- [Dataset rows]
★ ★ ★ ★
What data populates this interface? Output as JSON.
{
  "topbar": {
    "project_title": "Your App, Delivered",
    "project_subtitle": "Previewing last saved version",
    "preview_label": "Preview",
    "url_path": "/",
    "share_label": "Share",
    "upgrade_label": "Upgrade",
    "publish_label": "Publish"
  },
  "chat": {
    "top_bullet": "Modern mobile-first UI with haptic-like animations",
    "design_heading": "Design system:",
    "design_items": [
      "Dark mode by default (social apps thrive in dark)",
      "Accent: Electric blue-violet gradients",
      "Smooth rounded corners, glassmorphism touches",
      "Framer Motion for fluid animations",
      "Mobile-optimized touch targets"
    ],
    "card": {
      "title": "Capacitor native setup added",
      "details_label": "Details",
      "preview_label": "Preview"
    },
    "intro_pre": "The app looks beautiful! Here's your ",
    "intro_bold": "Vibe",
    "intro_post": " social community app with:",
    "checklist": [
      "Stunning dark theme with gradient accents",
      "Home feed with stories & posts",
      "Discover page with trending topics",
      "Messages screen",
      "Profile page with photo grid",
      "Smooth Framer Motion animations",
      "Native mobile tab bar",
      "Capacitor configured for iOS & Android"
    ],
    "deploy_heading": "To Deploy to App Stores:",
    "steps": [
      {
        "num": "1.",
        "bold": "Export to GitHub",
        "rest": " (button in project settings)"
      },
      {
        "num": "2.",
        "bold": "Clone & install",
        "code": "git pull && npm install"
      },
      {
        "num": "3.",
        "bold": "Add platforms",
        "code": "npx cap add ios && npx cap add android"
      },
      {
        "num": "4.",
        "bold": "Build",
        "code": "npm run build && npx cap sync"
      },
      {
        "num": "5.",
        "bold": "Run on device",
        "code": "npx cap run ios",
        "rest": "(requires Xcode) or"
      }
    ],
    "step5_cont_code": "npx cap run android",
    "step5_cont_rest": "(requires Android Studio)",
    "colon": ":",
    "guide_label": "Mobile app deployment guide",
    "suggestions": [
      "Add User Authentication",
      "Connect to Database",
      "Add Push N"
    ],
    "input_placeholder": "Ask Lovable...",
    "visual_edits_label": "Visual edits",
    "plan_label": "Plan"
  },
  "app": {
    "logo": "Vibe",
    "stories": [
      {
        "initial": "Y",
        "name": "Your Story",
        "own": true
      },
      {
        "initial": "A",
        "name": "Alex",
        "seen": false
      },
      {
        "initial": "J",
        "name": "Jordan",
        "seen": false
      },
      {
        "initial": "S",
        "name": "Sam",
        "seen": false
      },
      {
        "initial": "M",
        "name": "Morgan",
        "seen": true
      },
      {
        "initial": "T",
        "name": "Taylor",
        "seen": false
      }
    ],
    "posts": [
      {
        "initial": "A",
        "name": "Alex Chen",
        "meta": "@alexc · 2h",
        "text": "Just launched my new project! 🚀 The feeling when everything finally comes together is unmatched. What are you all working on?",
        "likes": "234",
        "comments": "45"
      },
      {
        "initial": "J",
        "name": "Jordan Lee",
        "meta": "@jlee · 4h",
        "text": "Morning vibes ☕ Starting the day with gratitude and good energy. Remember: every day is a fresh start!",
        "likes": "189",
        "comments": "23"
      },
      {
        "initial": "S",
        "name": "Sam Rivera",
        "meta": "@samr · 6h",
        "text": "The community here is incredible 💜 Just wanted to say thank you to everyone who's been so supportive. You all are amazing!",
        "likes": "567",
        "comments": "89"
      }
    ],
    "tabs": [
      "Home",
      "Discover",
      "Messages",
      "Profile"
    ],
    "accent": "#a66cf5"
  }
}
★ ★ ★ ★
- [Work to be completed]
Copy the data above exactly. Every line must be included.

- [Exercise output]
What data populates this interface? Output as JSON.
{
  "topbar": {
    "project_title": "Your App, Delivered",
    "project_subtitle": "Previewing last saved version",
    "preview_label": "Preview",
    "url_path": "/",
    "share_label": "Share",
    "upgrade_label": "Upgrade",
    "publish_label": "Publish"
  },
  "chat": {
    "top_bullet": "Modern mobile-first UI with haptic-like animations",
    "design_heading": "Design system:",
    "design_items": [
      "Dark mode by default (social apps thrive in dark)",
      "Accent: Electric blue-violet gradients",
      "Smooth rounded corners, glassmorphism touches",
      "Framer Motion for fluid animations",
      "Mobile-optimized touch targets"
    ],
    "card": {
      "title": "Capacitor native setup added",
      "details_label": "Details",
      "preview_label": "Preview"
    },
    "intro_pre": "The app looks beautiful! Here's your ",
    "intro_bold": "Vibe",
    "intro_post": " social community app with:",
    "checklist": [
      "Stunning dark theme with gradient accents",
      "Home feed with stories & posts",
      "Discover page with trending topics",
      "Messages screen",
      "Profile page with photo grid",
      "Smooth Framer Motion animations",
      "Native mobile tab bar",
      "Capacitor configured for iOS & Android"
    ],
    "deploy_heading": "To Deploy to App Stores:",
    "steps": [
      {
        "num": "1.",
        "bold": "Export to GitHub",
        "rest": " (button in project settings)"
      },
      {
        "num": "2.",
        "bold": "Clone & install",
        "code": "git pull && npm install"
      },
      {
        "num": "3.",
        "bold": "Add platforms",
        "code": "npx cap add ios && npx cap add android"
      },
      {
        "num": "4.",
        "bold": "Build",
        "code": "npm run build && npx cap sync"
      },
      {
        "num": "5.",
        "bold": "Run on device",
        "code": "npx cap run ios",
        "rest": "(requires Xcode) or"
      }
    ],
    "step5_cont_code": "npx cap run android",
    "step5_cont_rest": "(requires Android Studio)",
    "colon": ":",
    "guide_label": "Mobile app deployment guide",
    "suggestions": [
      "Add User Authentication",
      "Connect to Database",
      "Add Push N"
    ],
    "input_placeholder": "Ask Lovable...",
    "visual_edits_label": "Visual edits",
    "plan_label": "Plan"
  },
  "app": {
    "logo": "Vibe",
    "stories": [
      {
        "initial": "Y",
        "name": "Your Story",
        "own": true
      },
      {
        "initial": "A",
        "name": "Alex",
        "seen": false
      },
      {
        "initial": "J",
        "name": "Jordan",
        "seen": false
      },
      {
        "initial": "S",
        "name": "Sam",
        "seen": false
      },
      {
        "initial": "M",
        "name": "Morgan",
        "seen": true
      },
      {
        "initial": "T",
        "name": "Taylor",
        "seen": false
      }
    ],
    "posts": [
      {
        "initial": "A",
        "name": "Alex Chen",
        "meta": "@alexc · 2h",
        "text": "Just launched my new project! 🚀 The feeling when everything finally comes together is unmatched. What are you all working on?",
        "likes": "234",
        "comments": "45"
      },
      {
        "initial": "J",
        "name": "Jordan Lee",
        "meta": "@jlee · 4h",
        "text": "Morning vibes ☕ Starting the day with gratitude and good energy. Remember: every day is a fresh start!",
        "likes": "189",
        "comments": "23"
      },
      {
        "initial": "S",
        "name": "Sam Rivera",
        "meta": "@samr · 6h",
        "text": "The community here is incredible 💜 Just wanted to say thank you to everyone who's been so supportive. You all are amazing!",
        "likes": "567",
        "comments": "89"
      }
    ],
    "tabs": [
      "Home",
      "Discover",
      "Messages",
      "Profile"
    ],
    "accent": "#a66cf5"
  }
}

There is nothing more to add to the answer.